What you have to do:
Skip the images and copy each record exactly as written.

Data for this task:
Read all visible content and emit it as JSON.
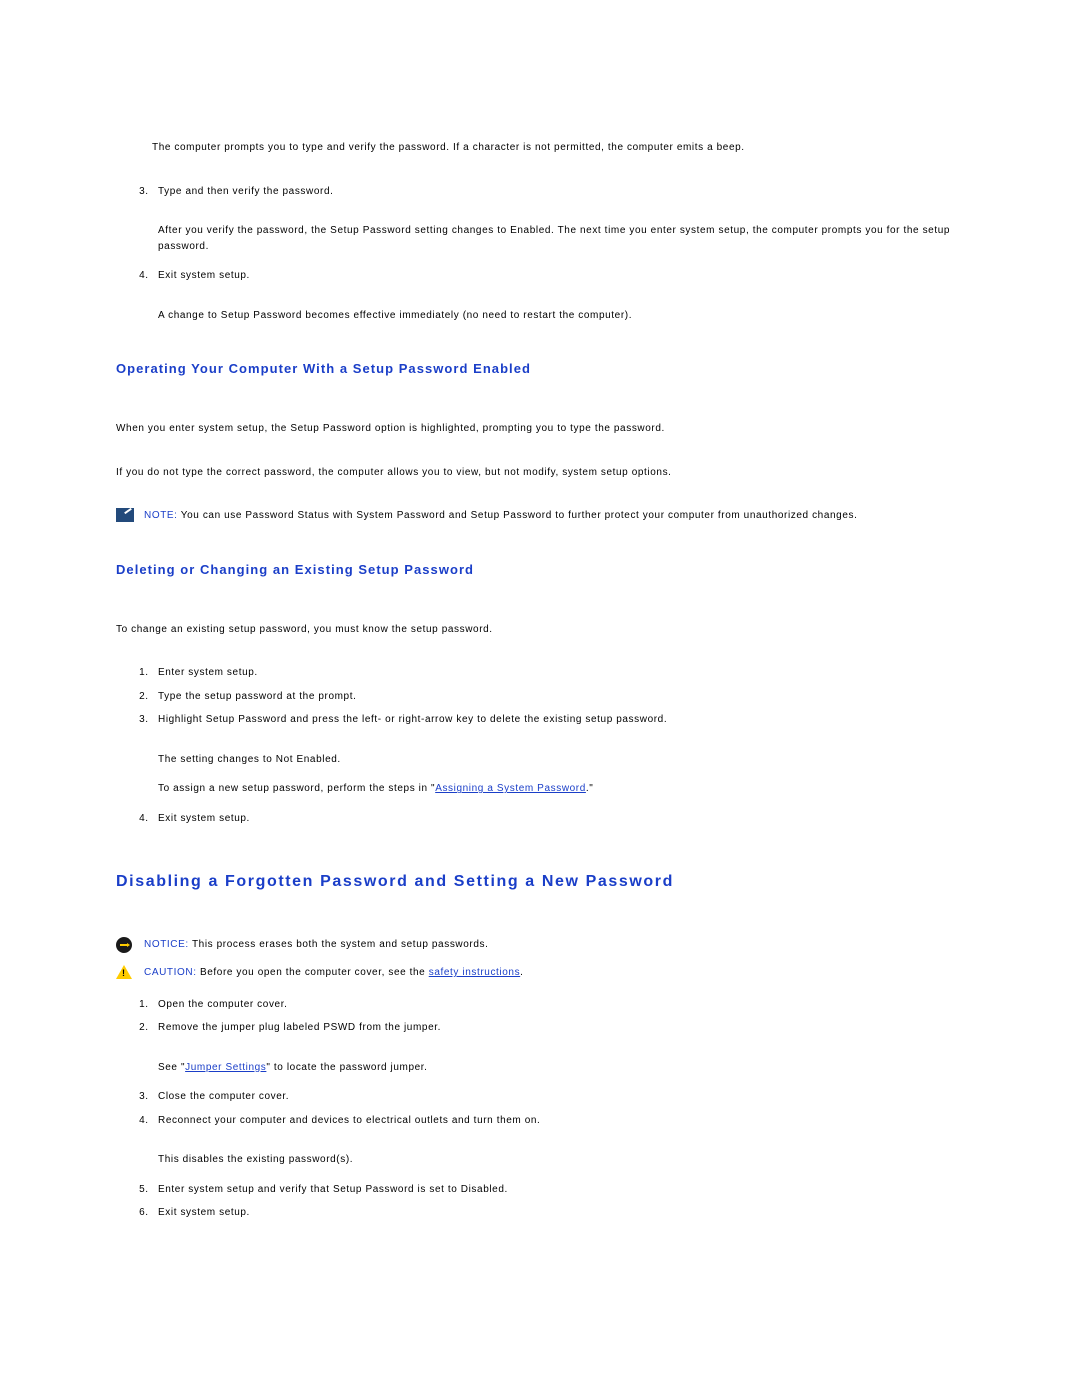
{
  "intro": {
    "p1": "The computer prompts you to type and verify the password. If a character is not permitted, the computer emits a beep."
  },
  "list1": {
    "item3": "Type and then verify the password.",
    "after3": "After you verify the password, the Setup Password setting changes to Enabled. The next time you enter system setup, the computer prompts you for the setup password.",
    "item4": "Exit system setup.",
    "after4": "A change to Setup Password becomes effective immediately (no need to restart the computer)."
  },
  "section1": {
    "heading": "Operating Your Computer With a Setup Password Enabled",
    "p1": "When you enter system setup, the Setup Password option is highlighted, prompting you to type the password.",
    "p2": "If you do not type the correct password, the computer allows you to view, but not modify, system setup options.",
    "note_label": "NOTE:",
    "note_text": " You can use Password Status with System Password and Setup Password to further protect your computer from unauthorized changes."
  },
  "section2": {
    "heading": "Deleting or Changing an Existing Setup Password",
    "p1": "To change an existing setup password, you must know the setup password.",
    "item1": "Enter system setup.",
    "item2": "Type the setup password at the prompt.",
    "item3": "Highlight Setup Password and press the left- or right-arrow key to delete the existing setup password.",
    "after3a": "The setting changes to Not Enabled.",
    "after3b_pre": "To assign a new setup password, perform the steps in \"",
    "after3b_link": "Assigning a System Password",
    "after3b_post": ".\"",
    "item4": "Exit system setup."
  },
  "section3": {
    "heading": "Disabling a Forgotten Password and Setting a New Password",
    "notice_label": "NOTICE:",
    "notice_text": " This process erases both the system and setup passwords.",
    "caution_label": "CAUTION:",
    "caution_pre": " Before you open the computer cover, see the ",
    "caution_link": "safety instructions",
    "caution_post": ".",
    "item1": "Open the computer cover.",
    "item2": "Remove the jumper plug labeled PSWD from the jumper.",
    "after2_pre": "See \"",
    "after2_link": "Jumper Settings",
    "after2_post": "\" to locate the password jumper.",
    "item3": "Close the computer cover.",
    "item4": "Reconnect your computer and devices to electrical outlets and turn them on.",
    "after4": "This disables the existing password(s).",
    "item5": "Enter system setup and verify that Setup Password is set to Disabled.",
    "item6": "Exit system setup."
  }
}
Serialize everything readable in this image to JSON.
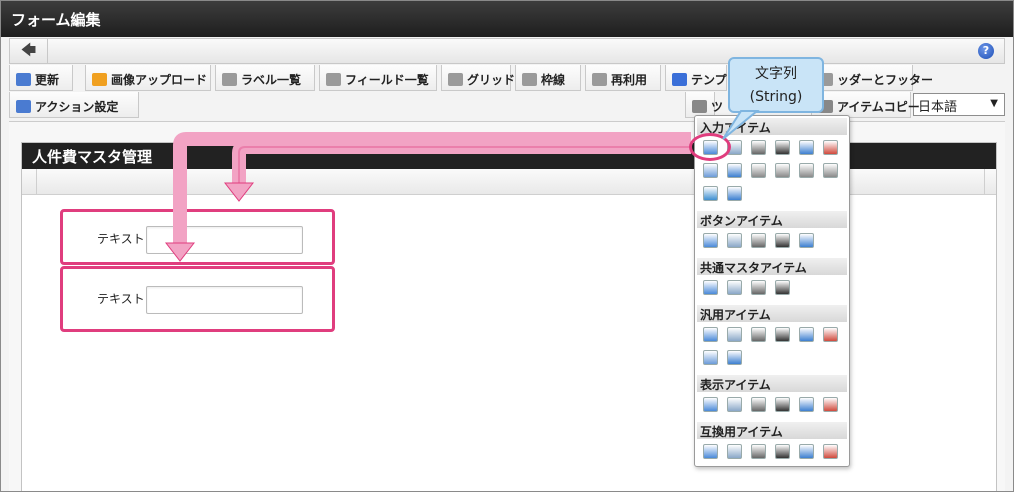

Result of the exercise:
Read all visible content and emit it as JSON.
{
  "intro": {
    "p1": "The computer prompts you to type and verify the password. If a character is not permitted, the computer emits a beep."
  },
  "list1": {
    "item3": "Type and then verify the password.",
    "after3": "After you verify the password, the Setup Password setting changes to Enabled. The next time you enter system setup, the computer prompts you for the setup password.",
    "item4": "Exit system setup.",
    "after4": "A change to Setup Password becomes effective immediately (no need to restart the computer)."
  },
  "section1": {
    "heading": "Operating Your Computer With a Setup Password Enabled",
    "p1": "When you enter system setup, the Setup Password option is highlighted, prompting you to type the password.",
    "p2": "If you do not type the correct password, the computer allows you to view, but not modify, system setup options.",
    "note_label": "NOTE:",
    "note_text": " You can use Password Status with System Password and Setup Password to further protect your computer from unauthorized changes."
  },
  "section2": {
    "heading": "Deleting or Changing an Existing Setup Password",
    "p1": "To change an existing setup password, you must know the setup password.",
    "item1": "Enter system setup.",
    "item2": "Type the setup password at the prompt.",
    "item3": "Highlight Setup Password and press the left- or right-arrow key to delete the existing setup password.",
    "after3a": "The setting changes to Not Enabled.",
    "after3b_pre": "To assign a new setup password, perform the steps in \"",
    "after3b_link": "Assigning a System Password",
    "after3b_post": ".\"",
    "item4": "Exit system setup."
  },
  "section3": {
    "heading": "Disabling a Forgotten Password and Setting a New Password",
    "notice_label": "NOTICE:",
    "notice_text": " This process erases both the system and setup passwords.",
    "caution_label": "CAUTION:",
    "caution_pre": " Before you open the computer cover, see the ",
    "caution_link": "safety instructions",
    "caution_post": ".",
    "item1": "Open the computer cover.",
    "item2": "Remove the jumper plug labeled PSWD from the jumper.",
    "after2_pre": "See \"",
    "after2_link": "Jumper Settings",
    "after2_post": "\" to locate the password jumper.",
    "item3": "Close the computer cover.",
    "item4": "Reconnect your computer and devices to electrical outlets and turn them on.",
    "after4": "This disables the existing password(s).",
    "item5": "Enter system setup and verify that Setup Password is set to Disabled.",
    "item6": "Exit system setup."
  }
}
Serialize everything readable in this image to JSON.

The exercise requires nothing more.